* _WHAT TO PRODUCE_
Are you able to retype all the records below exactly?

* _RECORDS SUPPLIED_
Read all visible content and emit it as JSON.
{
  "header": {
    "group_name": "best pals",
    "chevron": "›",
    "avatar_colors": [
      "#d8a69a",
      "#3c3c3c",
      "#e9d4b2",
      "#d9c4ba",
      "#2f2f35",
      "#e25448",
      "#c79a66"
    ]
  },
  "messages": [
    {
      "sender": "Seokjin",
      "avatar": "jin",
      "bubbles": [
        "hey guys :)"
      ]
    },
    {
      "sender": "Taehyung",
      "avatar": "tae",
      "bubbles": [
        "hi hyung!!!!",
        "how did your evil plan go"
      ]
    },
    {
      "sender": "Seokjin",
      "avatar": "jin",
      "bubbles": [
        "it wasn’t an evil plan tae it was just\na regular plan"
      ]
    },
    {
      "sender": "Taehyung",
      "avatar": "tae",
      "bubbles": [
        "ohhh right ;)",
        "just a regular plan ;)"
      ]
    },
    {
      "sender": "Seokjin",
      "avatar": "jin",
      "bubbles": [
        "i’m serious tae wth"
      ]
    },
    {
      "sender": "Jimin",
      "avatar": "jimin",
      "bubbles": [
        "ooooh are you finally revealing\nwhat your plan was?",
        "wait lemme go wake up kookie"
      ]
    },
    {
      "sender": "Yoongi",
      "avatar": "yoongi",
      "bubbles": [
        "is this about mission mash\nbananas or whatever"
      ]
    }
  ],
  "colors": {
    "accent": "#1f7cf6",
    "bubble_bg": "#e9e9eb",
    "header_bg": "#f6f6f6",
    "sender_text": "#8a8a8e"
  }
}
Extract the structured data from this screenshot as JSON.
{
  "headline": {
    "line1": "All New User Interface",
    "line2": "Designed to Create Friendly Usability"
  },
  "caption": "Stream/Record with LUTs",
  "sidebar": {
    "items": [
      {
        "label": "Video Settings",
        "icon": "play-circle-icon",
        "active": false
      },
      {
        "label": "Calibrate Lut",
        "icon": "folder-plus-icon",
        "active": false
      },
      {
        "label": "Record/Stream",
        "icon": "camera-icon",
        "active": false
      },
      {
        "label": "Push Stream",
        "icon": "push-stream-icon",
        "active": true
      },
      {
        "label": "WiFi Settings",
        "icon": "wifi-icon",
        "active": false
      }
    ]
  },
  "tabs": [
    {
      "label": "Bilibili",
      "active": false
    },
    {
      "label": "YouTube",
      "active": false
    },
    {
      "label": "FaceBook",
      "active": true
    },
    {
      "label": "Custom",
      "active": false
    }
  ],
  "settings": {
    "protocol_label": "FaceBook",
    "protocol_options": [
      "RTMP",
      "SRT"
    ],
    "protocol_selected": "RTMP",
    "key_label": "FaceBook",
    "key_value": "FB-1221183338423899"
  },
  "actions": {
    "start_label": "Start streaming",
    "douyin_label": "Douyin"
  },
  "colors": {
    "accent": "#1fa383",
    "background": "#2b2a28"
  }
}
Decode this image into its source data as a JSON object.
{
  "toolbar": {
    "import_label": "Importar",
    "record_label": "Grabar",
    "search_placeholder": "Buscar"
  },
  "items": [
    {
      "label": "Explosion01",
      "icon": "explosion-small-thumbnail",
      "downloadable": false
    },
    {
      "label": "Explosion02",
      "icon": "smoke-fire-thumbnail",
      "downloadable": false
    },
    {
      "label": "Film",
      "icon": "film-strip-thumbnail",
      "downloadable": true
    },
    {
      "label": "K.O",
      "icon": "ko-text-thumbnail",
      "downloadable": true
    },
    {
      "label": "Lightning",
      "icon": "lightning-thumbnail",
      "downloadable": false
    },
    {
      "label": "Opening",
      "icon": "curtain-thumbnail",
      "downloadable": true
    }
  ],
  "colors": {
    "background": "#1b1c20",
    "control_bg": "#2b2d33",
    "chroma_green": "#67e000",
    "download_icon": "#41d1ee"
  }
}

* _TASK RESPONSE_
Read all visible content and emit it as JSON.
{
  "header": {
    "group_name": "best pals",
    "chevron": "›",
    "avatar_colors": [
      "#d8a69a",
      "#3c3c3c",
      "#e9d4b2",
      "#d9c4ba",
      "#2f2f35",
      "#e25448",
      "#c79a66"
    ]
  },
  "messages": [
    {
      "sender": "Seokjin",
      "avatar": "jin",
      "bubbles": [
        "hey guys :)"
      ]
    },
    {
      "sender": "Taehyung",
      "avatar": "tae",
      "bubbles": [
        "hi hyung!!!!",
        "how did your evil plan go"
      ]
    },
    {
      "sender": "Seokjin",
      "avatar": "jin",
      "bubbles": [
        "it wasn’t an evil plan tae it was just\na regular plan"
      ]
    },
    {
      "sender": "Taehyung",
      "avatar": "tae",
      "bubbles": [
        "ohhh right ;)",
        "just a regular plan ;)"
      ]
    },
    {
      "sender": "Seokjin",
      "avatar": "jin",
      "bubbles": [
        "i’m serious tae wth"
      ]
    },
    {
      "sender": "Jimin",
      "avatar": "jimin",
      "bubbles": [
        "ooooh are you finally revealing\nwhat your plan was?",
        "wait lemme go wake up kookie"
      ]
    },
    {
      "sender": "Yoongi",
      "avatar": "yoongi",
      "bubbles": [
        "is this about mission mash\nbananas or whatever"
      ]
    }
  ],
  "colors": {
    "accent": "#1f7cf6",
    "bubble_bg": "#e9e9eb",
    "header_bg": "#f6f6f6",
    "sender_text": "#8a8a8e"
  }
}
Extract the structured data from this screenshot as JSON.
{
  "headline": {
    "line1": "All New User Interface",
    "line2": "Designed to Create Friendly Usability"
  },
  "caption": "Stream/Record with LUTs",
  "sidebar": {
    "items": [
      {
        "label": "Video Settings",
        "icon": "play-circle-icon",
        "active": false
      },
      {
        "label": "Calibrate Lut",
        "icon": "folder-plus-icon",
        "active": false
      },
      {
        "label": "Record/Stream",
        "icon": "camera-icon",
        "active": false
      },
      {
        "label": "Push Stream",
        "icon": "push-stream-icon",
        "active": true
      },
      {
        "label": "WiFi Settings",
        "icon": "wifi-icon",
        "active": false
      }
    ]
  },
  "tabs": [
    {
      "label": "Bilibili",
      "active": false
    },
    {
      "label": "YouTube",
      "active": false
    },
    {
      "label": "FaceBook",
      "active": true
    },
    {
      "label": "Custom",
      "active": false
    }
  ],
  "settings": {
    "protocol_label": "FaceBook",
    "protocol_options": [
      "RTMP",
      "SRT"
    ],
    "protocol_selected": "RTMP",
    "key_label": "FaceBook",
    "key_value": "FB-1221183338423899"
  },
  "actions": {
    "start_label": "Start streaming",
    "douyin_label": "Douyin"
  },
  "colors": {
    "accent": "#1fa383",
    "background": "#2b2a28"
  }
}
Decode this image into its source data as a JSON object.
{
  "toolbar": {
    "import_label": "Importar",
    "record_label": "Grabar",
    "search_placeholder": "Buscar"
  },
  "items": [
    {
      "label": "Explosion01",
      "icon": "explosion-small-thumbnail",
      "downloadable": false
    },
    {
      "label": "Explosion02",
      "icon": "smoke-fire-thumbnail",
      "downloadable": false
    },
    {
      "label": "Film",
      "icon": "film-strip-thumbnail",
      "downloadable": true
    },
    {
      "label": "K.O",
      "icon": "ko-text-thumbnail",
      "downloadable": true
    },
    {
      "label": "Lightning",
      "icon": "lightning-thumbnail",
      "downloadable": false
    },
    {
      "label": "Opening",
      "icon": "curtain-thumbnail",
      "downloadable": true
    }
  ],
  "colors": {
    "background": "#1b1c20",
    "control_bg": "#2b2d33",
    "chroma_green": "#67e000",
    "download_icon": "#41d1ee"
  }
}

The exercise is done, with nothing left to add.